- _Dataset records_
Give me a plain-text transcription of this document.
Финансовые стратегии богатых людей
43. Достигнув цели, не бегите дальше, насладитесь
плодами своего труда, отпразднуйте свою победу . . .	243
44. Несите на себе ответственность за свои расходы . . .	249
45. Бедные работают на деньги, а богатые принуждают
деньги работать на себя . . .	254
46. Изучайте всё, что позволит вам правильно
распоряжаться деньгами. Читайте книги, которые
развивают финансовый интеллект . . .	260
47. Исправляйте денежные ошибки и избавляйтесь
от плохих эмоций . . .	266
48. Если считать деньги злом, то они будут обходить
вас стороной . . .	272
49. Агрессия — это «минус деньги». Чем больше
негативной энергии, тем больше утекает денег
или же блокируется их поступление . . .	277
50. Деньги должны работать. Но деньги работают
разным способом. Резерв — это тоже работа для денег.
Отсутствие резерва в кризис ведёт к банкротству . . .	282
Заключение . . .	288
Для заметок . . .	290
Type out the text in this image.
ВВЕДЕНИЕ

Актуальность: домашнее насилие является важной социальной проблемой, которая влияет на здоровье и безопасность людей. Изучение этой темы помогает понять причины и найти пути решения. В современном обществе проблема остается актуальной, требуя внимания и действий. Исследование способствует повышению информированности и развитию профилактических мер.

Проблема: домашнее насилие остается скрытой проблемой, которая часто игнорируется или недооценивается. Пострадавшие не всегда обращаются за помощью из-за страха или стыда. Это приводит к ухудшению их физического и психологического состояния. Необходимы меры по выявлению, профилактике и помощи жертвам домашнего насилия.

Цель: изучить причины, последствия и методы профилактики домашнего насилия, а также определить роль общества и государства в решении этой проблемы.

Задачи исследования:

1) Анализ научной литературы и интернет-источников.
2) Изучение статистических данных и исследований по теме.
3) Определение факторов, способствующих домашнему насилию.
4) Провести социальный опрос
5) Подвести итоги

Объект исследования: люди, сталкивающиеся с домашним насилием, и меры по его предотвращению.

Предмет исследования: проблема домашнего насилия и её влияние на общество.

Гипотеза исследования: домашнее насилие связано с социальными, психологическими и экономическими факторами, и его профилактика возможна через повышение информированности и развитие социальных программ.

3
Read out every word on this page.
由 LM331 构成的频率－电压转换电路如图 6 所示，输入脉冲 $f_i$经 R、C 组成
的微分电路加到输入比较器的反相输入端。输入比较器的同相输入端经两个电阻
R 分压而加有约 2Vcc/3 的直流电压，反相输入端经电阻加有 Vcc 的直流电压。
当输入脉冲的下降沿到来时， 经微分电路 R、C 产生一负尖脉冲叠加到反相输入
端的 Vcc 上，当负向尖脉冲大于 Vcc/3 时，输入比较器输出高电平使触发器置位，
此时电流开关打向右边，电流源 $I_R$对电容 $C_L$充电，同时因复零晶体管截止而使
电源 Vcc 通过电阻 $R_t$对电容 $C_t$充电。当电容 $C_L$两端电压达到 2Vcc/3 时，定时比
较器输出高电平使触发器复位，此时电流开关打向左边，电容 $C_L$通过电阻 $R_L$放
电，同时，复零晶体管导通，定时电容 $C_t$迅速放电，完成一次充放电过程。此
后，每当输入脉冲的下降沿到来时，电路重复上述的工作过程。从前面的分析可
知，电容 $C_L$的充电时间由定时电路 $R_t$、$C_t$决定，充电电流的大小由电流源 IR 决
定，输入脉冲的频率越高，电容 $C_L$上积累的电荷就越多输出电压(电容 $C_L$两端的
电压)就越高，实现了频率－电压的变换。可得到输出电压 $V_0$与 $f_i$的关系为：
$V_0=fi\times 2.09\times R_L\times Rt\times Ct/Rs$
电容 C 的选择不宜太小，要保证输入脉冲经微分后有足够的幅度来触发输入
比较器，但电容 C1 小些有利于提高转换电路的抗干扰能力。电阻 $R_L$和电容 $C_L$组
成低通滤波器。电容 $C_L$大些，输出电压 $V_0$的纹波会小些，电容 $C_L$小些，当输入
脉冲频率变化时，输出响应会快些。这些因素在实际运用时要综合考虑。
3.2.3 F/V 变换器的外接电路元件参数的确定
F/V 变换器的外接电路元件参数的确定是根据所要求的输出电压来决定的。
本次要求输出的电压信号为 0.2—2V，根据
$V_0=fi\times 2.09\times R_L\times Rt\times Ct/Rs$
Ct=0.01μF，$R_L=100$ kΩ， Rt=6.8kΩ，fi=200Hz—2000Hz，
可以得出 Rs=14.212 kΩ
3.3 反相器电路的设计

- _Required task_
Every line of the data above should be copied exactly.

- _The completed task_
Give me a plain-text transcription of this document.
Финансовые стратегии богатых людей
43. Достигнув цели, не бегите дальше, насладитесь
плодами своего труда, отпразднуйте свою победу . . .	243
44. Несите на себе ответственность за свои расходы . . .	249
45. Бедные работают на деньги, а богатые принуждают
деньги работать на себя . . .	254
46. Изучайте всё, что позволит вам правильно
распоряжаться деньгами. Читайте книги, которые
развивают финансовый интеллект . . .	260
47. Исправляйте денежные ошибки и избавляйтесь
от плохих эмоций . . .	266
48. Если считать деньги злом, то они будут обходить
вас стороной . . .	272
49. Агрессия — это «минус деньги». Чем больше
негативной энергии, тем больше утекает денег
или же блокируется их поступление . . .	277
50. Деньги должны работать. Но деньги работают
разным способом. Резерв — это тоже работа для денег.
Отсутствие резерва в кризис ведёт к банкротству . . .	282
Заключение . . .	288
Для заметок . . .	290
Type out the text in this image.
ВВЕДЕНИЕ

Актуальность: домашнее насилие является важной социальной проблемой, которая влияет на здоровье и безопасность людей. Изучение этой темы помогает понять причины и найти пути решения. В современном обществе проблема остается актуальной, требуя внимания и действий. Исследование способствует повышению информированности и развитию профилактических мер.

Проблема: домашнее насилие остается скрытой проблемой, которая часто игнорируется или недооценивается. Пострадавшие не всегда обращаются за помощью из-за страха или стыда. Это приводит к ухудшению их физического и психологического состояния. Необходимы меры по выявлению, профилактике и помощи жертвам домашнего насилия.

Цель: изучить причины, последствия и методы профилактики домашнего насилия, а также определить роль общества и государства в решении этой проблемы.

Задачи исследования:

1) Анализ научной литературы и интернет-источников.
2) Изучение статистических данных и исследований по теме.
3) Определение факторов, способствующих домашнему насилию.
4) Провести социальный опрос
5) Подвести итоги

Объект исследования: люди, сталкивающиеся с домашним насилием, и меры по его предотвращению.

Предмет исследования: проблема домашнего насилия и её влияние на общество.

Гипотеза исследования: домашнее насилие связано с социальными, психологическими и экономическими факторами, и его профилактика возможна через повышение информированности и развитие социальных программ.

3
Read out every word on this page.
由 LM331 构成的频率－电压转换电路如图 6 所示，输入脉冲 $f_i$经 R、C 组成
的微分电路加到输入比较器的反相输入端。输入比较器的同相输入端经两个电阻
R 分压而加有约 2Vcc/3 的直流电压，反相输入端经电阻加有 Vcc 的直流电压。
当输入脉冲的下降沿到来时， 经微分电路 R、C 产生一负尖脉冲叠加到反相输入
端的 Vcc 上，当负向尖脉冲大于 Vcc/3 时，输入比较器输出高电平使触发器置位，
此时电流开关打向右边，电流源 $I_R$对电容 $C_L$充电，同时因复零晶体管截止而使
电源 Vcc 通过电阻 $R_t$对电容 $C_t$充电。当电容 $C_L$两端电压达到 2Vcc/3 时，定时比
较器输出高电平使触发器复位，此时电流开关打向左边，电容 $C_L$通过电阻 $R_L$放
电，同时，复零晶体管导通，定时电容 $C_t$迅速放电，完成一次充放电过程。此
后，每当输入脉冲的下降沿到来时，电路重复上述的工作过程。从前面的分析可
知，电容 $C_L$的充电时间由定时电路 $R_t$、$C_t$决定，充电电流的大小由电流源 IR 决
定，输入脉冲的频率越高，电容 $C_L$上积累的电荷就越多输出电压(电容 $C_L$两端的
电压)就越高，实现了频率－电压的变换。可得到输出电压 $V_0$与 $f_i$的关系为：
$V_0=fi\times 2.09\times R_L\times Rt\times Ct/Rs$
电容 C 的选择不宜太小，要保证输入脉冲经微分后有足够的幅度来触发输入
比较器，但电容 C1 小些有利于提高转换电路的抗干扰能力。电阻 $R_L$和电容 $C_L$组
成低通滤波器。电容 $C_L$大些，输出电压 $V_0$的纹波会小些，电容 $C_L$小些，当输入
脉冲频率变化时，输出响应会快些。这些因素在实际运用时要综合考虑。
3.2.3 F/V 变换器的外接电路元件参数的确定
F/V 变换器的外接电路元件参数的确定是根据所要求的输出电压来决定的。
本次要求输出的电压信号为 0.2—2V，根据
$V_0=fi\times 2.09\times R_L\times Rt\times Ct/Rs$
Ct=0.01μF，$R_L=100$ kΩ， Rt=6.8kΩ，fi=200Hz—2000Hz，
可以得出 Rs=14.212 kΩ
3.3 反相器电路的设计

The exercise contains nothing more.